— BEGIN Materials provided —

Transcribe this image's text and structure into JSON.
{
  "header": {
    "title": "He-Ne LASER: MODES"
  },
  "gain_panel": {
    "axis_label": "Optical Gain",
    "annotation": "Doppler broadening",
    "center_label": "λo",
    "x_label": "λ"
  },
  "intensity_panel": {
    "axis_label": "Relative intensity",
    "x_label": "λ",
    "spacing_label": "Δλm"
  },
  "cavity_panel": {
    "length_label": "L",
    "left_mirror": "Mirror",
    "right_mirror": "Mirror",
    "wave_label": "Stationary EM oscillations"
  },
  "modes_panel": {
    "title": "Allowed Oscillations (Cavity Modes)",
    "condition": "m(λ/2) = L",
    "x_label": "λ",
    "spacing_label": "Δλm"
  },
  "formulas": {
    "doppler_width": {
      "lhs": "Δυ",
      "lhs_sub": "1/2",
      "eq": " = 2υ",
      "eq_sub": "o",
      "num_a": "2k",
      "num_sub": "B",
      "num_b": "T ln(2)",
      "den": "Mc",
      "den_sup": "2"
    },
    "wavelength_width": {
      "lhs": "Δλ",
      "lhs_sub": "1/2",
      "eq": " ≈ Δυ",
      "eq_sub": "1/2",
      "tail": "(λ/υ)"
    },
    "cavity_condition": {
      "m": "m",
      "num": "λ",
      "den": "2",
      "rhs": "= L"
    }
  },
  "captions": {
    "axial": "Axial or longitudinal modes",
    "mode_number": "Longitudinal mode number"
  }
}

— END Materials provided —

Requirement - Go through the listing above and list every line that has the word "Mirror".

Written response -
    "left_mirror": "Mirror",
    "right_mirror": "Mirror",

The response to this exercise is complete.